Travail à faire:
D'après le passage sur la conscience, où se trouve le plafond par rapport à vous ?

Passage choisi:
---------------
Si vous essayez d'analyser le contenu de votre conscience à l'instant présent, vous apercevez d'abord une réalité spatiale. Ce que vous ressentez dans vos mains, vos jambes, votre poitrine existe dans l'espace de votre corps, les bruits que vous entendez proviennent de divers endroits de votre chambre, les meubles que vous voyez se rangent à droite à gauche, tour près de vous ou au fond de la pièce. Le plancher est au-dessous de vous, le plafond au-dessus.
Comment vous y prenez-vous pour "analyser le contenu de votre conscience à l'instant présent" ? Comment vous y prenez-vous pour "analyser" un quale, inanalysable par définition ?! Comment vous y prenez-vous pour quantifier ce qui n'est pas quantifiable par définition ?! "There are recognizable qualitative characters of the given, which may be repeated in different experiences, and are thus a sort of universals; I call these "qualia." But although such qualia are universals, in the sense of being recognized from one to another experience, they must be distinguished from the properties of objects. Confusion of these two is characteristic of many historical conceptions, as well as of current essence-theories. The quale is directly intuited, given, and is not the subject of any possible error because it is purely subjective"(C.I. Lewis, Mind and the World Order).
---------------
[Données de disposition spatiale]
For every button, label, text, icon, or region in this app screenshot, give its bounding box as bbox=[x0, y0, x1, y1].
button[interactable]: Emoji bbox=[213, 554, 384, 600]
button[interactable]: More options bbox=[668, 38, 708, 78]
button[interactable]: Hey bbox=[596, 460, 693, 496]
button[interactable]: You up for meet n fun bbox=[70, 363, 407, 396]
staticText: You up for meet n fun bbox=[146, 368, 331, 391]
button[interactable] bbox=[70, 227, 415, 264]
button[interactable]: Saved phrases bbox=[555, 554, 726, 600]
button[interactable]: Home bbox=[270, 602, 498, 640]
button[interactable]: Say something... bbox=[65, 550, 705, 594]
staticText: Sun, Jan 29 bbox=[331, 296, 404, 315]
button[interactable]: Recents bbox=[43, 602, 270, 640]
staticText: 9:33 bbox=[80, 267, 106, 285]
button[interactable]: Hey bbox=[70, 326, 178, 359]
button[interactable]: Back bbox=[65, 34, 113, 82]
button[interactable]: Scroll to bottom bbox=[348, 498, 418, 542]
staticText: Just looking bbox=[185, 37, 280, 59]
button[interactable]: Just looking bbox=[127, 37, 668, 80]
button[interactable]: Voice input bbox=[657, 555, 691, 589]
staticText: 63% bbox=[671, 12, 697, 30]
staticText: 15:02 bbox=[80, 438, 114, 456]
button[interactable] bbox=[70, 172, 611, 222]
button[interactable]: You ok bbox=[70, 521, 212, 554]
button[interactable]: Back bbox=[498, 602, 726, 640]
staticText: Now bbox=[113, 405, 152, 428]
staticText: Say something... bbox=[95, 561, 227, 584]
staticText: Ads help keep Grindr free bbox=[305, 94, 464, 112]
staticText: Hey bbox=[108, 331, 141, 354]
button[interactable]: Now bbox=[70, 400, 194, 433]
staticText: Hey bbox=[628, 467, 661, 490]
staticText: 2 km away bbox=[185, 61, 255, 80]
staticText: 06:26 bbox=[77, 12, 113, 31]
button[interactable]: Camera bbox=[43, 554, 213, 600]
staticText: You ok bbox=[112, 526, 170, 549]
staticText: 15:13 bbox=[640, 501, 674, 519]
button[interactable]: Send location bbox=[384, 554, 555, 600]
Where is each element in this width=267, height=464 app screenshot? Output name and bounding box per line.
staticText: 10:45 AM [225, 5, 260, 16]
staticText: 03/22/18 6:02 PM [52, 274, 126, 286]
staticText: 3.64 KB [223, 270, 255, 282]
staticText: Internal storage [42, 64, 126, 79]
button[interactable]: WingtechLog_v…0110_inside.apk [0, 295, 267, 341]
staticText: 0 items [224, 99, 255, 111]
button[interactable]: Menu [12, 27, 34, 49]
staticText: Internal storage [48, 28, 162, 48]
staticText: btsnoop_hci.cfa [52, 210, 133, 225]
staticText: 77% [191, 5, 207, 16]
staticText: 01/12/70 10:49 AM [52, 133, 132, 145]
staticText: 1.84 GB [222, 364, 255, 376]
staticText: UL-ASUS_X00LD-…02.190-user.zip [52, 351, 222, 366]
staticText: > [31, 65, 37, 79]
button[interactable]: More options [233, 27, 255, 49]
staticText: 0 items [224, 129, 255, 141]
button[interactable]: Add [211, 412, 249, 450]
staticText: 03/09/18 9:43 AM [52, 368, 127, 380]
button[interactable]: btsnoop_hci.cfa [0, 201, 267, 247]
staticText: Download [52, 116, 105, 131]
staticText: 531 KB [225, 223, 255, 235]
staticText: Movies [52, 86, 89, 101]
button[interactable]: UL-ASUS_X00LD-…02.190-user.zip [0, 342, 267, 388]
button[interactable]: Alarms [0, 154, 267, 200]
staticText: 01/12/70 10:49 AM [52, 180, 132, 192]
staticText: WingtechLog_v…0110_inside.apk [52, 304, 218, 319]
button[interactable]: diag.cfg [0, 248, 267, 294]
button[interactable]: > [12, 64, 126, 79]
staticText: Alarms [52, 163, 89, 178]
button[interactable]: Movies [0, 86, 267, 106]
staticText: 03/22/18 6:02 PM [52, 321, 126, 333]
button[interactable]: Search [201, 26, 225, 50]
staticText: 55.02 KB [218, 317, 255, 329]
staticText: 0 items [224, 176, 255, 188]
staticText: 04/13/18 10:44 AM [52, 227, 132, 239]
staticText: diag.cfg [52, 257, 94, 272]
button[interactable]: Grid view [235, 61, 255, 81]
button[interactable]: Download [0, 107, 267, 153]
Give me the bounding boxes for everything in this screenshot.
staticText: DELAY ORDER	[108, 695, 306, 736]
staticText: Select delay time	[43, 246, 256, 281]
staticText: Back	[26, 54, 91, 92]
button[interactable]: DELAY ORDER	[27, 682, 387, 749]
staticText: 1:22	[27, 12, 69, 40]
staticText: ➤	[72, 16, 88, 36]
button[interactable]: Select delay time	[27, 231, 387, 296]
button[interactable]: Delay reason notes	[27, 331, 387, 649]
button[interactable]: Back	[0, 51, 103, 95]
---------------
Corrigé de l'exercice:
Le plafond est au-dessus de vous.